### Description of the task
Collect each line of the entries that holds the string "structured".

### Dataset
####

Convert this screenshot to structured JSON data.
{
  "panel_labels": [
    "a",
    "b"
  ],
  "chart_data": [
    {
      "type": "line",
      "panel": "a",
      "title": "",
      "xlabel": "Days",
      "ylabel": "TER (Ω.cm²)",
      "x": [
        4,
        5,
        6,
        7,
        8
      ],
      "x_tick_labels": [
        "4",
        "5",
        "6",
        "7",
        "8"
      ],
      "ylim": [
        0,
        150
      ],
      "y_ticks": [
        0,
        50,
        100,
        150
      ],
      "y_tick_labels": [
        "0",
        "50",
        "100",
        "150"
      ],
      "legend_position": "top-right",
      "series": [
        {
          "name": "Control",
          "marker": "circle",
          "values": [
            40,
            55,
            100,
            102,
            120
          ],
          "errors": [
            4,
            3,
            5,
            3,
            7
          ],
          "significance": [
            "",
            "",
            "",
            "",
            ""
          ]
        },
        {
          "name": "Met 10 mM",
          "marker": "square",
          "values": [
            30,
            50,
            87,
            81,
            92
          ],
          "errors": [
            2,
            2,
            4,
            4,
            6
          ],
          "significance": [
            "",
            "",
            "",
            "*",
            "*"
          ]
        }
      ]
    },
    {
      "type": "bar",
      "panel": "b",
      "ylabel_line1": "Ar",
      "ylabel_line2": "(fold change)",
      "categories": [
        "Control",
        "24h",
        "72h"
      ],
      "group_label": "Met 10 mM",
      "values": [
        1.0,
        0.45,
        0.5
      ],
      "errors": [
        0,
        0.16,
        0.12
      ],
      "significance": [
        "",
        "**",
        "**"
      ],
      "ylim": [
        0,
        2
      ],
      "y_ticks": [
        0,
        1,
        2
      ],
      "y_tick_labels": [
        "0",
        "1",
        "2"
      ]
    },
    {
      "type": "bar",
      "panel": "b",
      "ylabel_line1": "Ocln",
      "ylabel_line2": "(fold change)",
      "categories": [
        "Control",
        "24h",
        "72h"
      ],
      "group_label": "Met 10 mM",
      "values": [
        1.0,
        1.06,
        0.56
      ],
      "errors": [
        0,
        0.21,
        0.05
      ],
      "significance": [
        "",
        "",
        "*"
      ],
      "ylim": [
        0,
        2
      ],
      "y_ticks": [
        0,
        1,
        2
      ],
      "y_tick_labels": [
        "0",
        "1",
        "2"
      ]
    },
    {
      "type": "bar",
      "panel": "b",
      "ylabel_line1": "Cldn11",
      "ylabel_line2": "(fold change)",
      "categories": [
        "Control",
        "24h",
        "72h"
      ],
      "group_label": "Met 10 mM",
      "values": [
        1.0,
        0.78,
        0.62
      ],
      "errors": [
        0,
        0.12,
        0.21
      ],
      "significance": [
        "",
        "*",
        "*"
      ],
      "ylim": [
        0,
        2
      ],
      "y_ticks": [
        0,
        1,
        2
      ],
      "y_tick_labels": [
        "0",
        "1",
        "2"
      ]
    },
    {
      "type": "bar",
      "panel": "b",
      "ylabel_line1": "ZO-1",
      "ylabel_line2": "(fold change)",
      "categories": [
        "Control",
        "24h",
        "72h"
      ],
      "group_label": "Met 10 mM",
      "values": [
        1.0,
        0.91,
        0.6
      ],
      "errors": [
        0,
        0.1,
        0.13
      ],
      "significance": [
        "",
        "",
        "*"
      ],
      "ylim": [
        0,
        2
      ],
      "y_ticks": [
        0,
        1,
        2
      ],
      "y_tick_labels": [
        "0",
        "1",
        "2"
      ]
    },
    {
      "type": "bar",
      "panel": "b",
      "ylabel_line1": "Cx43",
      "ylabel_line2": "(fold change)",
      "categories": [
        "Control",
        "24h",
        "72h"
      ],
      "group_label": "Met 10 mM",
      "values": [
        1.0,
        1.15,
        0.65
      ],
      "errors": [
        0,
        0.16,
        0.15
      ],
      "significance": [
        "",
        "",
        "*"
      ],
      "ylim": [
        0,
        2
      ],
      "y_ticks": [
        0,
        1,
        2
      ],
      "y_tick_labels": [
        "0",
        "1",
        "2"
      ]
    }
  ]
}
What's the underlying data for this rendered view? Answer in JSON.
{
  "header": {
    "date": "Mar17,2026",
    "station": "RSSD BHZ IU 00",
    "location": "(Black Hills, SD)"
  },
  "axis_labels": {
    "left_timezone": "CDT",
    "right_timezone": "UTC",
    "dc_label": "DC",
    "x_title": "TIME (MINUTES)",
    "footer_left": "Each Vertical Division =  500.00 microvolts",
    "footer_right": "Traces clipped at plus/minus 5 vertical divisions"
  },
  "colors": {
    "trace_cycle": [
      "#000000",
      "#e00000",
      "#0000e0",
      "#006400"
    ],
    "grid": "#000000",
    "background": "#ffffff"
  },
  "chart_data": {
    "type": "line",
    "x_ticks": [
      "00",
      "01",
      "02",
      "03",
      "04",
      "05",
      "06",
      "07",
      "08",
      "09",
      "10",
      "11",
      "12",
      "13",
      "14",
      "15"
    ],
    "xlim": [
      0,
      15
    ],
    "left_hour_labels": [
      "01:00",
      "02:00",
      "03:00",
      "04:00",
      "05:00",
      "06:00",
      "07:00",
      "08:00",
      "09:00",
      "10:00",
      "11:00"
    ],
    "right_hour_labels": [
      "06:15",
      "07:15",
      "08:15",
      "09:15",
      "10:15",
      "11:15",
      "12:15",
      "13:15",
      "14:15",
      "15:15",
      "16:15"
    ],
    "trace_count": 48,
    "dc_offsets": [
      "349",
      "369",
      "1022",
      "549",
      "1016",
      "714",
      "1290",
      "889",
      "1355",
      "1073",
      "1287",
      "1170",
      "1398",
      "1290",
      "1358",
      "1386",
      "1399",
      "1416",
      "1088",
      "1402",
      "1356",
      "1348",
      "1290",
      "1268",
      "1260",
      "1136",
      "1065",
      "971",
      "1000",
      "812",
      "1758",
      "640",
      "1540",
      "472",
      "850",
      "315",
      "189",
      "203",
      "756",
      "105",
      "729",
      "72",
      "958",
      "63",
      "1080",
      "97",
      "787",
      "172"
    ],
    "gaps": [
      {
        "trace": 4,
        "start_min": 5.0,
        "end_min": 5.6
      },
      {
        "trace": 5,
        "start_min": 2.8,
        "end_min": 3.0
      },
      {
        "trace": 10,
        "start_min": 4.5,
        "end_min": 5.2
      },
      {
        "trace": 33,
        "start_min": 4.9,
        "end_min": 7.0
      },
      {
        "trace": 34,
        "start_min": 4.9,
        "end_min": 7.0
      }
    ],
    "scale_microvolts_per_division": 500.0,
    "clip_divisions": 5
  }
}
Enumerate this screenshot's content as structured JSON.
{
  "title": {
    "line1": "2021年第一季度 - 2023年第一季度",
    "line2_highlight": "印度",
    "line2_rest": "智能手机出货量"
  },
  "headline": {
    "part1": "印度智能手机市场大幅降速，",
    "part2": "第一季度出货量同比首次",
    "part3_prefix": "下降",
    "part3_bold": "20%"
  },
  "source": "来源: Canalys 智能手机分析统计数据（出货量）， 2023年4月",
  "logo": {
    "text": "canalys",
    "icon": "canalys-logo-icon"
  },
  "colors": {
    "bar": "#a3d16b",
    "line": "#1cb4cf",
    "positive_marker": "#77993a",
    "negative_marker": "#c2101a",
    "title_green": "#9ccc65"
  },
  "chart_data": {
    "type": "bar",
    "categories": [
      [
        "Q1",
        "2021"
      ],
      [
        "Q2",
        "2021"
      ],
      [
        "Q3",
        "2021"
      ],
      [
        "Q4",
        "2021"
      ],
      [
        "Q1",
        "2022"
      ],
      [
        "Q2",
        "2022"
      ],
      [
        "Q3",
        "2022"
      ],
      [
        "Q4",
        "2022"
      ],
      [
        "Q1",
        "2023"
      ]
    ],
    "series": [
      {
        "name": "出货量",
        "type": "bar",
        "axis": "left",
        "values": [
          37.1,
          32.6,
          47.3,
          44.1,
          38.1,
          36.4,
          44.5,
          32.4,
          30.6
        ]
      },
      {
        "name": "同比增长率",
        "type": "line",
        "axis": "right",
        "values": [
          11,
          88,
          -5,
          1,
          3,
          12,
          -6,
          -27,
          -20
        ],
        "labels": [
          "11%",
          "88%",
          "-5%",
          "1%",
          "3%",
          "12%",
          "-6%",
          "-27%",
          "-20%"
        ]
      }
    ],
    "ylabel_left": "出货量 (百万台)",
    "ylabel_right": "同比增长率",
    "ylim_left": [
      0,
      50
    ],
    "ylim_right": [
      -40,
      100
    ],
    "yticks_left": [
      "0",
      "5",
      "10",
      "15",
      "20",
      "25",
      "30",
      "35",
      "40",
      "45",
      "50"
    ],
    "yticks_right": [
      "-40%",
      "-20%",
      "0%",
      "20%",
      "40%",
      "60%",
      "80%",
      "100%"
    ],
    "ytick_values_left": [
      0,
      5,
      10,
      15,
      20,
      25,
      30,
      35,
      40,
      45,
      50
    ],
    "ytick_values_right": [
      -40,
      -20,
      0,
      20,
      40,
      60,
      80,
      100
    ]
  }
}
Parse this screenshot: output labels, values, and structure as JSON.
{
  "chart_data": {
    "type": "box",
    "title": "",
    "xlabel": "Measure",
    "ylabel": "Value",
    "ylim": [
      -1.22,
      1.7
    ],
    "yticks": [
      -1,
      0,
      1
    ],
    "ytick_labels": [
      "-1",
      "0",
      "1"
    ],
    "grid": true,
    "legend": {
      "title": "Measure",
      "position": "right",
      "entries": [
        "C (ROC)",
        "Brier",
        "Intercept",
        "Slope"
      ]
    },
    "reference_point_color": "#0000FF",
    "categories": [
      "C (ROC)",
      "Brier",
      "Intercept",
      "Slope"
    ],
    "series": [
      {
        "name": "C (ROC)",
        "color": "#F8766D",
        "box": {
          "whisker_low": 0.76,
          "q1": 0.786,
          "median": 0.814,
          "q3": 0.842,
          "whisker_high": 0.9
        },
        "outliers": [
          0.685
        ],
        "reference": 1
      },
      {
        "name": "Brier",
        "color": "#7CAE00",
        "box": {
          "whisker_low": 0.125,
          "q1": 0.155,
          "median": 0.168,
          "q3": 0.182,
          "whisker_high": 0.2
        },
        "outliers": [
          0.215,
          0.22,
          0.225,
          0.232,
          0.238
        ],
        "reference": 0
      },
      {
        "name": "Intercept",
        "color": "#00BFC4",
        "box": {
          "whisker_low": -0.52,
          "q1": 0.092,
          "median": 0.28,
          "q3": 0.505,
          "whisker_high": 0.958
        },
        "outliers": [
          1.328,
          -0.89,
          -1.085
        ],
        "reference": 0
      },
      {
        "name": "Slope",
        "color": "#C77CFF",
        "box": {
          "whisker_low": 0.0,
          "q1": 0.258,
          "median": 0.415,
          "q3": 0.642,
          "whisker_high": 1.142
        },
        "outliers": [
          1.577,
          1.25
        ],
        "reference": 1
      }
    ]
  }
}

####

### Answer to this task
Convert this screenshot to structured JSON data.
Enumerate this screenshot's content as structured JSON.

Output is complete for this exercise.